* _WORK TO COMPLETE_
Reproduce the entries exactly as they appear below.

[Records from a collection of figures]
== Segment start ==

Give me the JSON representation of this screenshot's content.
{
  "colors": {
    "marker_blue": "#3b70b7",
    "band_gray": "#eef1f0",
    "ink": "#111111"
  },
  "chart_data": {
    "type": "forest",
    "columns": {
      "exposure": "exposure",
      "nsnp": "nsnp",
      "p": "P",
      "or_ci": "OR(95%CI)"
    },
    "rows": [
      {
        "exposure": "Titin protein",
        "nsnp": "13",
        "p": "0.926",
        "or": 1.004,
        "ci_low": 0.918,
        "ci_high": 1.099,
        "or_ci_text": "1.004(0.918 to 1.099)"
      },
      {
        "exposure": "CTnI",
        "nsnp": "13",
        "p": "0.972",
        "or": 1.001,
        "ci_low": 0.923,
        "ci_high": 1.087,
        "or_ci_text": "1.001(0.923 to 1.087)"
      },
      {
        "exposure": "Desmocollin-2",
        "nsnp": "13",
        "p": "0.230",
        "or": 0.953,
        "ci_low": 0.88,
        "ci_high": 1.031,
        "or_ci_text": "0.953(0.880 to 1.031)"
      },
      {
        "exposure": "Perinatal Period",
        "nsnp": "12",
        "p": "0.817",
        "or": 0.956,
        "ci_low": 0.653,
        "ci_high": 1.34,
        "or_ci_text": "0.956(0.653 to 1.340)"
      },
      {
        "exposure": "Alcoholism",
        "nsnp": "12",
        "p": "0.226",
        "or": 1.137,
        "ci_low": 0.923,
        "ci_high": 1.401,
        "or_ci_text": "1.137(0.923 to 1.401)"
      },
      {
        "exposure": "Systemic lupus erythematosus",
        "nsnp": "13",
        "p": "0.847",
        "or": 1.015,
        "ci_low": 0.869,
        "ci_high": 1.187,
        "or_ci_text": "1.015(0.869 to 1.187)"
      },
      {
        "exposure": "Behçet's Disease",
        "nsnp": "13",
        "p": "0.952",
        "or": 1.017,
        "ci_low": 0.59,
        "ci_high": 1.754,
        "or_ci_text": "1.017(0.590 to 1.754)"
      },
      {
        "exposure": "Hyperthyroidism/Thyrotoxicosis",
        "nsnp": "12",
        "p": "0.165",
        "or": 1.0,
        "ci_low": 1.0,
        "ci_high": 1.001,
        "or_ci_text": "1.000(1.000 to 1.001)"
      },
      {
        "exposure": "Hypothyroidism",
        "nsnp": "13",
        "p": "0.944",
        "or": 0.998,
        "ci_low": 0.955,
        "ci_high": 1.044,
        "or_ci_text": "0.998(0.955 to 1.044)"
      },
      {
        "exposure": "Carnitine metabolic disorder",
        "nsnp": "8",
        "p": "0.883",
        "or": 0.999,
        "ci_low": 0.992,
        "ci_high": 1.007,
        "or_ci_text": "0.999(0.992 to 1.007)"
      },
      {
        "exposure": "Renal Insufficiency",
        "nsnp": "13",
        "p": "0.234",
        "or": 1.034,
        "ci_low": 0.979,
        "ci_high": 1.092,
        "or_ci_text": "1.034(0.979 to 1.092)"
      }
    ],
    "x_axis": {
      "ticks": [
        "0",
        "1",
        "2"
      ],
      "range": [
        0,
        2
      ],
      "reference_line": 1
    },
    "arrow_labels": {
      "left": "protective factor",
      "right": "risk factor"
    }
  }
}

== Segment end ==

* _OUTPUT_
Give me the JSON representation of this screenshot's content.
{
  "colors": {
    "marker_blue": "#3b70b7",
    "band_gray": "#eef1f0",
    "ink": "#111111"
  },
  "chart_data": {
    "type": "forest",
    "columns": {
      "exposure": "exposure",
      "nsnp": "nsnp",
      "p": "P",
      "or_ci": "OR(95%CI)"
    },
    "rows": [
      {
        "exposure": "Titin protein",
        "nsnp": "13",
        "p": "0.926",
        "or": 1.004,
        "ci_low": 0.918,
        "ci_high": 1.099,
        "or_ci_text": "1.004(0.918 to 1.099)"
      },
      {
        "exposure": "CTnI",
        "nsnp": "13",
        "p": "0.972",
        "or": 1.001,
        "ci_low": 0.923,
        "ci_high": 1.087,
        "or_ci_text": "1.001(0.923 to 1.087)"
      },
      {
        "exposure": "Desmocollin-2",
        "nsnp": "13",
        "p": "0.230",
        "or": 0.953,
        "ci_low": 0.88,
        "ci_high": 1.031,
        "or_ci_text": "0.953(0.880 to 1.031)"
      },
      {
        "exposure": "Perinatal Period",
        "nsnp": "12",
        "p": "0.817",
        "or": 0.956,
        "ci_low": 0.653,
        "ci_high": 1.34,
        "or_ci_text": "0.956(0.653 to 1.340)"
      },
      {
        "exposure": "Alcoholism",
        "nsnp": "12",
        "p": "0.226",
        "or": 1.137,
        "ci_low": 0.923,
        "ci_high": 1.401,
        "or_ci_text": "1.137(0.923 to 1.401)"
      },
      {
        "exposure": "Systemic lupus erythematosus",
        "nsnp": "13",
        "p": "0.847",
        "or": 1.015,
        "ci_low": 0.869,
        "ci_high": 1.187,
        "or_ci_text": "1.015(0.869 to 1.187)"
      },
      {
        "exposure": "Behçet's Disease",
        "nsnp": "13",
        "p": "0.952",
        "or": 1.017,
        "ci_low": 0.59,
        "ci_high": 1.754,
        "or_ci_text": "1.017(0.590 to 1.754)"
      },
      {
        "exposure": "Hyperthyroidism/Thyrotoxicosis",
        "nsnp": "12",
        "p": "0.165",
        "or": 1.0,
        "ci_low": 1.0,
        "ci_high": 1.001,
        "or_ci_text": "1.000(1.000 to 1.001)"
      },
      {
        "exposure": "Hypothyroidism",
        "nsnp": "13",
        "p": "0.944",
        "or": 0.998,
        "ci_low": 0.955,
        "ci_high": 1.044,
        "or_ci_text": "0.998(0.955 to 1.044)"
      },
      {
        "exposure": "Carnitine metabolic disorder",
        "nsnp": "8",
        "p": "0.883",
        "or": 0.999,
        "ci_low": 0.992,
        "ci_high": 1.007,
        "or_ci_text": "0.999(0.992 to 1.007)"
      },
      {
        "exposure": "Renal Insufficiency",
        "nsnp": "13",
        "p": "0.234",
        "or": 1.034,
        "ci_low": 0.979,
        "ci_high": 1.092,
        "or_ci_text": "1.034(0.979 to 1.092)"
      }
    ],
    "x_axis": {
      "ticks": [
        "0",
        "1",
        "2"
      ],
      "range": [
        0,
        2
      ],
      "reference_line": 1
    },
    "arrow_labels": {
      "left": "protective factor",
      "right": "risk factor"
    }
  }
}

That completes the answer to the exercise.